→ Record extracts
— START —

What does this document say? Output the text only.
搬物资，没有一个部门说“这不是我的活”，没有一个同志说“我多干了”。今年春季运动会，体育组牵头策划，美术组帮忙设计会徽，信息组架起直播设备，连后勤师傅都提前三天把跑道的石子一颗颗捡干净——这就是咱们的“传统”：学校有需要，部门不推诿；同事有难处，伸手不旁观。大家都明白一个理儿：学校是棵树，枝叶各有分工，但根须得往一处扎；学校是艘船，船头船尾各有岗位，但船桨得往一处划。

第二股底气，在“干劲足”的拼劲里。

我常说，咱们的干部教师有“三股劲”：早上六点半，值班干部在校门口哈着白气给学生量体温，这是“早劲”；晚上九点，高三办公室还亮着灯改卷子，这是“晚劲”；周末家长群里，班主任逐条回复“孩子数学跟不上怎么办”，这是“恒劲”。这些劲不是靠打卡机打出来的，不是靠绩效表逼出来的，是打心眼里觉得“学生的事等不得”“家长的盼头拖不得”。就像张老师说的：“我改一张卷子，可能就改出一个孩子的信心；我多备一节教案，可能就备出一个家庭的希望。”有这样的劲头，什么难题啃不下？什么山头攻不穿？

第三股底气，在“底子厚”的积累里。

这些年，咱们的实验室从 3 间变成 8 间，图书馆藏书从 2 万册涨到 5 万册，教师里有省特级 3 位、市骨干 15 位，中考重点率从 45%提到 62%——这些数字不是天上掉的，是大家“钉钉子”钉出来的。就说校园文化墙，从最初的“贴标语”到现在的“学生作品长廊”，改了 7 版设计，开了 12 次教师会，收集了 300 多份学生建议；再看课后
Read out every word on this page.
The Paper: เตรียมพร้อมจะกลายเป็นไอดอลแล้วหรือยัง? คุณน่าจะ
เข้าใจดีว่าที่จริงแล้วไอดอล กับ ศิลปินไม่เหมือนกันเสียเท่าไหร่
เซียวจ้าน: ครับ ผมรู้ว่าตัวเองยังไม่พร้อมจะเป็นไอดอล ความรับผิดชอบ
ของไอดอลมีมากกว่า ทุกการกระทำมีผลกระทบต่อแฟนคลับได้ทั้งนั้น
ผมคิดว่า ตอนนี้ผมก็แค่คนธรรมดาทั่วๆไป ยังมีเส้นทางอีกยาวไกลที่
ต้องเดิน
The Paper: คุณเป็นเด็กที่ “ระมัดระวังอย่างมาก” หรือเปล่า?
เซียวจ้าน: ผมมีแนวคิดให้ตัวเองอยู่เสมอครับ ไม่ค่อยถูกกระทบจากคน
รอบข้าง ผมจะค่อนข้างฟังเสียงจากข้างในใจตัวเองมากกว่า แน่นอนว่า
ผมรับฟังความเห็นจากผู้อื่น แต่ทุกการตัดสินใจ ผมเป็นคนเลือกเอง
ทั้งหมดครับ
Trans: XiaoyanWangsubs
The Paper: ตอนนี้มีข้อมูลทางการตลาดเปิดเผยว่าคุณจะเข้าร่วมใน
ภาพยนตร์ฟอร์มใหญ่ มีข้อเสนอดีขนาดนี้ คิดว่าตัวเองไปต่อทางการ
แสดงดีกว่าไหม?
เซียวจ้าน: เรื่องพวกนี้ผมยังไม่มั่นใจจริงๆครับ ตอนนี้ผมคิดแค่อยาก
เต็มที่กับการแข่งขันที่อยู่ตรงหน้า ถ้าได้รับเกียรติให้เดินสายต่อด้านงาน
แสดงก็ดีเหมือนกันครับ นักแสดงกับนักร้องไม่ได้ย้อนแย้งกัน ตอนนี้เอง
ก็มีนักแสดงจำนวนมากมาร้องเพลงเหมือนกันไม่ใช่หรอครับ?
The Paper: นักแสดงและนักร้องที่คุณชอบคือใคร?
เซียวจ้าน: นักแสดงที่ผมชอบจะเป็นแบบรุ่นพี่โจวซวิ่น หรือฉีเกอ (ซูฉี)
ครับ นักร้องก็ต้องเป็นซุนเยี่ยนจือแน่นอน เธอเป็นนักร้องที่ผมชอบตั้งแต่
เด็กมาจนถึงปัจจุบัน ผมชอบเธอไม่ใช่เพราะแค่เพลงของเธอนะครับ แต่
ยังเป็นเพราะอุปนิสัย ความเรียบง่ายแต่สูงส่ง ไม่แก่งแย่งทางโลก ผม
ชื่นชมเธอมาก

— END —

→ Aim
Using the listing, collect all lines in which the string "this" is found.

→ Exercise response
What does this document say? Output the text only.
Read out every word on this page.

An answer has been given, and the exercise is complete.